REQUIRED TASK: Omit any picture, and return the remaining data exactly as written.

ENTRIES SUPPLIED:
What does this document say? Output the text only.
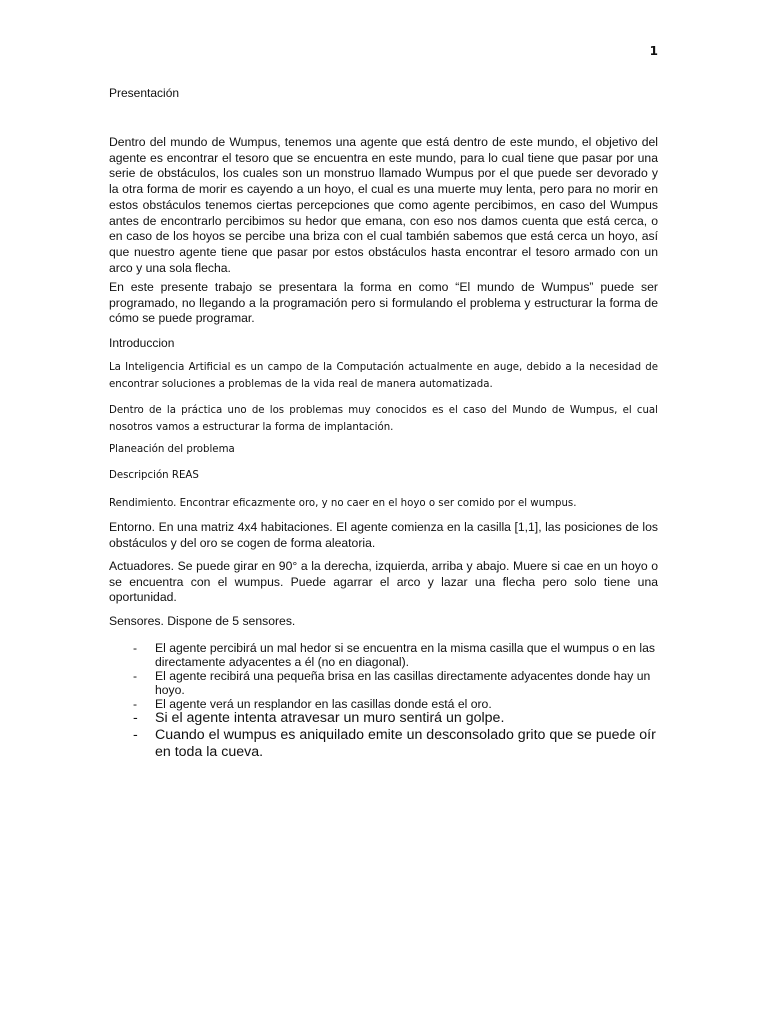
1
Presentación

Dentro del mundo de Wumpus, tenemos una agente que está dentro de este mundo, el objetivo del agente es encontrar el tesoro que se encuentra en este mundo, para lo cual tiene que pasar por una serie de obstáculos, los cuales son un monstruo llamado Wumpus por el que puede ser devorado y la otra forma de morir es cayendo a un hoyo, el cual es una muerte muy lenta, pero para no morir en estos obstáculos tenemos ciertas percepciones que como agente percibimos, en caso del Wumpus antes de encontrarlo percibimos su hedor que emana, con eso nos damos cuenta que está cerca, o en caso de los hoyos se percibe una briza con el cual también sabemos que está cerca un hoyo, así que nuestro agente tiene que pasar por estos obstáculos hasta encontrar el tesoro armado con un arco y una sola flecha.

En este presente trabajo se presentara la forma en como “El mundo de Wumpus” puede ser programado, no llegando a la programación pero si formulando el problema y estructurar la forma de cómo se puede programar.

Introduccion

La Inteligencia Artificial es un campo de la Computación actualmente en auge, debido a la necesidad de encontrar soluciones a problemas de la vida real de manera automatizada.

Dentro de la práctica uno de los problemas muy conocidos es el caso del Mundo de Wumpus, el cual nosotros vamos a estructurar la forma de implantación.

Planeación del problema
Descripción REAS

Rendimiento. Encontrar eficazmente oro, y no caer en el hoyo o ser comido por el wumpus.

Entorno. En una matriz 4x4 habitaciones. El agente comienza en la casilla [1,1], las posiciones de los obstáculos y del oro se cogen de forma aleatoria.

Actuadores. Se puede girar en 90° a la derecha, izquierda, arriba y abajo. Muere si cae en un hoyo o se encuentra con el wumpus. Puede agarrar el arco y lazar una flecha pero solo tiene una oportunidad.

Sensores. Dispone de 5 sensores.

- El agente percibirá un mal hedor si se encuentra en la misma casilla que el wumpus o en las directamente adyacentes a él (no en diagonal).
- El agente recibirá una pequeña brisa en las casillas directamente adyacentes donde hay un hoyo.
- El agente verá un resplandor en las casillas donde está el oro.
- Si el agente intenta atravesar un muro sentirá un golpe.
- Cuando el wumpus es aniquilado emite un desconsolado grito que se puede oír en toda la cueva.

OUTPUT OF THE EXERCISE:
What does this document say? Output the text only.
1
Presentación

Dentro del mundo de Wumpus, tenemos una agente que está dentro de este mundo, el objetivo del agente es encontrar el tesoro que se encuentra en este mundo, para lo cual tiene que pasar por una serie de obstáculos, los cuales son un monstruo llamado Wumpus por el que puede ser devorado y la otra forma de morir es cayendo a un hoyo, el cual es una muerte muy lenta, pero para no morir en estos obstáculos tenemos ciertas percepciones que como agente percibimos, en caso del Wumpus antes de encontrarlo percibimos su hedor que emana, con eso nos damos cuenta que está cerca, o en caso de los hoyos se percibe una briza con el cual también sabemos que está cerca un hoyo, así que nuestro agente tiene que pasar por estos obstáculos hasta encontrar el tesoro armado con un arco y una sola flecha.

En este presente trabajo se presentara la forma en como “El mundo de Wumpus” puede ser programado, no llegando a la programación pero si formulando el problema y estructurar la forma de cómo se puede programar.

Introduccion

La Inteligencia Artificial es un campo de la Computación actualmente en auge, debido a la necesidad de encontrar soluciones a problemas de la vida real de manera automatizada.

Dentro de la práctica uno de los problemas muy conocidos es el caso del Mundo de Wumpus, el cual nosotros vamos a estructurar la forma de implantación.

Planeación del problema
Descripción REAS

Rendimiento. Encontrar eficazmente oro, y no caer en el hoyo o ser comido por el wumpus.

Entorno. En una matriz 4x4 habitaciones. El agente comienza en la casilla [1,1], las posiciones de los obstáculos y del oro se cogen de forma aleatoria.

Actuadores. Se puede girar en 90° a la derecha, izquierda, arriba y abajo. Muere si cae en un hoyo o se encuentra con el wumpus. Puede agarrar el arco y lazar una flecha pero solo tiene una oportunidad.

Sensores. Dispone de 5 sensores.

- El agente percibirá un mal hedor si se encuentra en la misma casilla que el wumpus o en las directamente adyacentes a él (no en diagonal).
- El agente recibirá una pequeña brisa en las casillas directamente adyacentes donde hay un hoyo.
- El agente verá un resplandor en las casillas donde está el oro.
- Si el agente intenta atravesar un muro sentirá un golpe.
- Cuando el wumpus es aniquilado emite un desconsolado grito que se puede oír en toda la cueva.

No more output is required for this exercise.